What to work on: Select every line below containing the word "this".
++++ Data provided ++++
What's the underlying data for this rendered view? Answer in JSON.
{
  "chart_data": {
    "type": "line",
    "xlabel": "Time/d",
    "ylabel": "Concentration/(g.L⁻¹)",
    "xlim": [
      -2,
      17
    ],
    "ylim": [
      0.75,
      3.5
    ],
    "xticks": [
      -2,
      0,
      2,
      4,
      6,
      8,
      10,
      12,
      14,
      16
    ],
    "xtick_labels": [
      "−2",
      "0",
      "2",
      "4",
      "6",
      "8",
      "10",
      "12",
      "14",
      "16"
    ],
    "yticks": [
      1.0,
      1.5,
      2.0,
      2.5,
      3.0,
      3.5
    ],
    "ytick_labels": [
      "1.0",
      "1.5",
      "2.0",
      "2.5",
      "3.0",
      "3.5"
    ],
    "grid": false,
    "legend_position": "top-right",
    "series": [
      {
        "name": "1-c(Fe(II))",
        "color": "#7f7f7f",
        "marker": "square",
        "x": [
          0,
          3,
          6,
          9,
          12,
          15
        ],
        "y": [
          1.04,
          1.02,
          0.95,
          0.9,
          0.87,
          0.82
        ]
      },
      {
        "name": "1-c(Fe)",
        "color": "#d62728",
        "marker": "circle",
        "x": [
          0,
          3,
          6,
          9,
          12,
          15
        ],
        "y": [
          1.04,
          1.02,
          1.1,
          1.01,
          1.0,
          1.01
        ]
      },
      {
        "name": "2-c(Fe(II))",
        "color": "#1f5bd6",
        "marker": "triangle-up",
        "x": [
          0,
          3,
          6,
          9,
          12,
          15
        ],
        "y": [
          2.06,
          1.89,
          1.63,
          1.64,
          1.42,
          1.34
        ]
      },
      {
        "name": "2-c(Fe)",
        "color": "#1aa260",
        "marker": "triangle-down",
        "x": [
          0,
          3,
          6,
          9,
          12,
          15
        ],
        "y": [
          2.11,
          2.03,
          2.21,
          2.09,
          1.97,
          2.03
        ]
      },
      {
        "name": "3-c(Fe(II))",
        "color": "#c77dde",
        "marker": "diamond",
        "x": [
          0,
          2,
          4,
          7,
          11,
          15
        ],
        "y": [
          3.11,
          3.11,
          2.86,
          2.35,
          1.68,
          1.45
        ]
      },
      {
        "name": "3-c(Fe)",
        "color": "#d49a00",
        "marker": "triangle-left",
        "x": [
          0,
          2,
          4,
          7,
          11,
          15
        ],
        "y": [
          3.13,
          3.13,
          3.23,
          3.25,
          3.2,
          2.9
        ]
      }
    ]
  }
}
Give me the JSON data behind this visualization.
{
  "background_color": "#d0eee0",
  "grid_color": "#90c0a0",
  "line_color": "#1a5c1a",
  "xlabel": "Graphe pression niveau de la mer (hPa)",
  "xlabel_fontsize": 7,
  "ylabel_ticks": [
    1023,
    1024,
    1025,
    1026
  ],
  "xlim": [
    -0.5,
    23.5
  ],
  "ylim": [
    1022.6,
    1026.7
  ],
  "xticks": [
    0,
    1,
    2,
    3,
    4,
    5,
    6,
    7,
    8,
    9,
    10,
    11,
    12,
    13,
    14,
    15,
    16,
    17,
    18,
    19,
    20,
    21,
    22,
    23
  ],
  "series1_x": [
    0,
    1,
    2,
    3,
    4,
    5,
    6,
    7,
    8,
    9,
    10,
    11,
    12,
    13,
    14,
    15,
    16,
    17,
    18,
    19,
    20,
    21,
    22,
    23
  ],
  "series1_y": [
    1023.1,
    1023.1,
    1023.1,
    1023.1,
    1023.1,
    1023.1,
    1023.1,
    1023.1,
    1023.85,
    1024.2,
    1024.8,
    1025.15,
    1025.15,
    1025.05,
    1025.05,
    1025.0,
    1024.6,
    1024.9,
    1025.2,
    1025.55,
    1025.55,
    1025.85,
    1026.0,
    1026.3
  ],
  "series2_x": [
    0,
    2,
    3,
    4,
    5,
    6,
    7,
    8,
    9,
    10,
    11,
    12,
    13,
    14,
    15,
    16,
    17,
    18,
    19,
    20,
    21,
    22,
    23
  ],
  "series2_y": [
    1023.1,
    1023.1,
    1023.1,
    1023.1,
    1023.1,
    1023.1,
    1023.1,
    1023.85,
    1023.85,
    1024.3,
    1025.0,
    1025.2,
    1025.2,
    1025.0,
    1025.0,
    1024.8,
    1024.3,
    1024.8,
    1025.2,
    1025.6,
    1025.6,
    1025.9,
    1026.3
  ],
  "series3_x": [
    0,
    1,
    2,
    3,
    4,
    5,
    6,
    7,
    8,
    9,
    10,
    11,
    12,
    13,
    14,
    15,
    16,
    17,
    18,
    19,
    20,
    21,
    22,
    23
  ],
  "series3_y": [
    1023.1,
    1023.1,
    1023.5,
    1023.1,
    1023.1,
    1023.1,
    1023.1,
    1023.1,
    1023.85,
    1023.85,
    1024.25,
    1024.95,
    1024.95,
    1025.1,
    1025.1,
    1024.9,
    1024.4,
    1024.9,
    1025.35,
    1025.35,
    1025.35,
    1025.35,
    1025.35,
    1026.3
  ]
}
++++
Written solution:
What's the underlying data for this rendered view? Answer in JSON.
Give me the JSON data behind this visualization.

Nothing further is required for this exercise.